** Source records **
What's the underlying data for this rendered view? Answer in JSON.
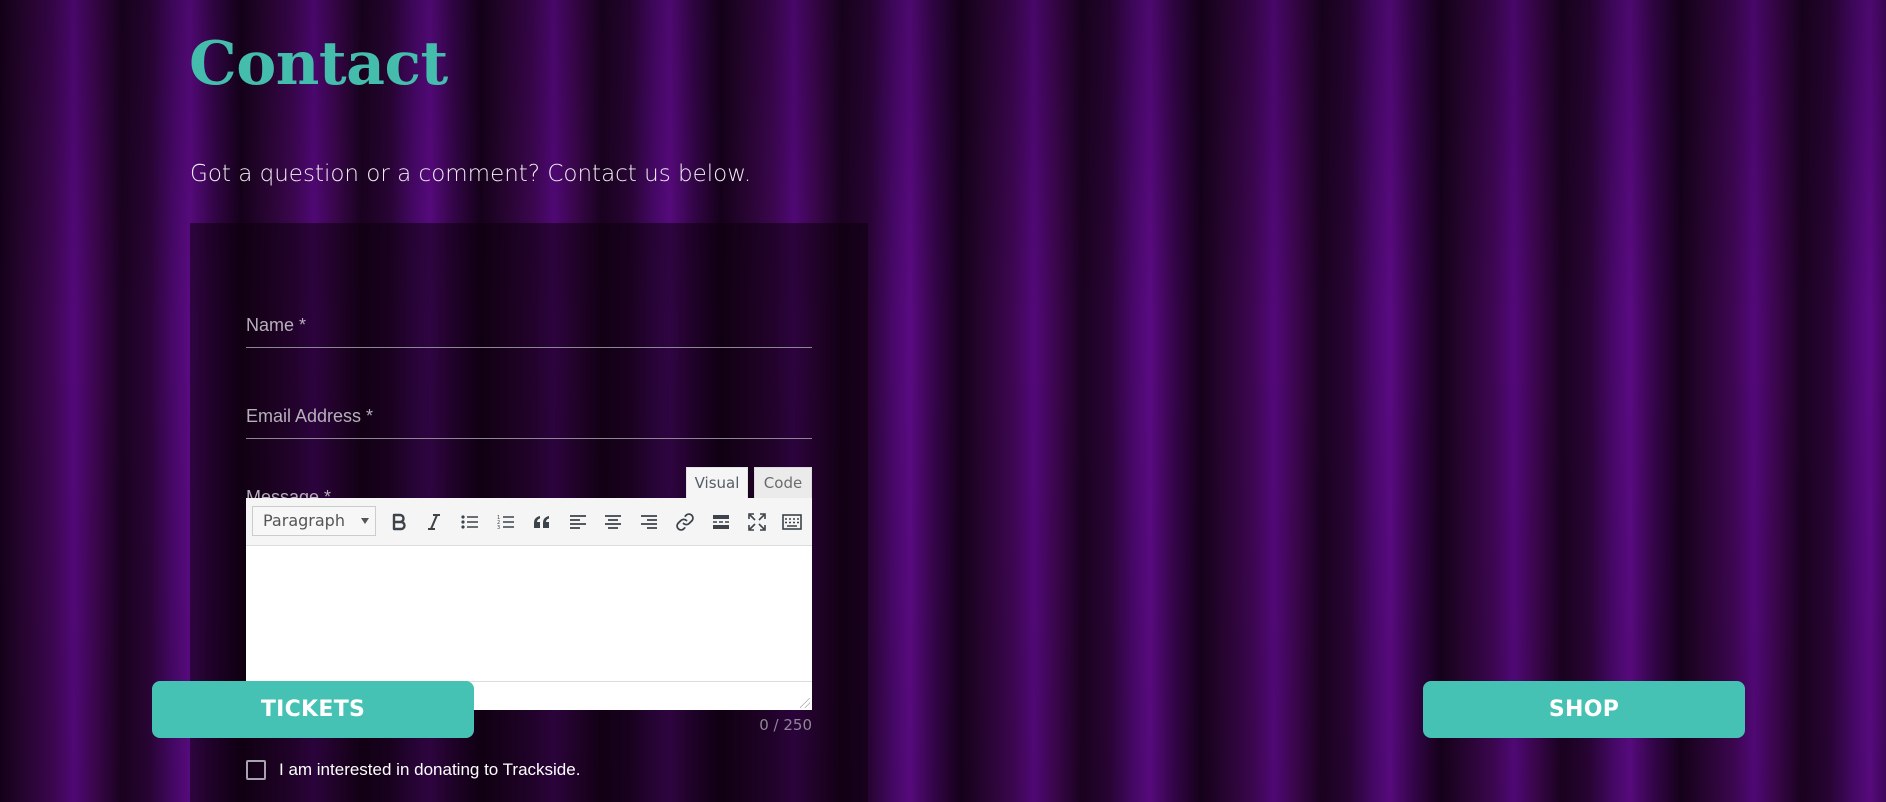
{
  "page": {
    "title": "Contact",
    "intro": "Got a question or a comment? Contact us below."
  },
  "form": {
    "name_placeholder": "Name *",
    "email_placeholder": "Email Address *",
    "message_label": "Message *",
    "editor": {
      "tab_visual": "Visual",
      "tab_code": "Code",
      "format_select_value": "Paragraph",
      "toolbar_icons": [
        "bold-icon",
        "italic-icon",
        "bulleted-list-icon",
        "numbered-list-icon",
        "blockquote-icon",
        "align-left-icon",
        "align-center-icon",
        "align-right-icon",
        "link-icon",
        "read-more-icon",
        "fullscreen-icon",
        "toolbar-toggle-icon"
      ]
    },
    "char_count": "0 / 250",
    "donate_label": "I am interested in donating to Trackside."
  },
  "cta": {
    "tickets_label": "TICKETS",
    "shop_label": "SHOP"
  },
  "colors": {
    "accent": "#45c2b3",
    "title": "#45bdad",
    "background": "#1d0224"
  }
}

** Given task **
Find all lines holding the string "Contact" and copy them.

** Response **
    "title": "Contact",
    "intro": "Got a question or a comment? Contact us below."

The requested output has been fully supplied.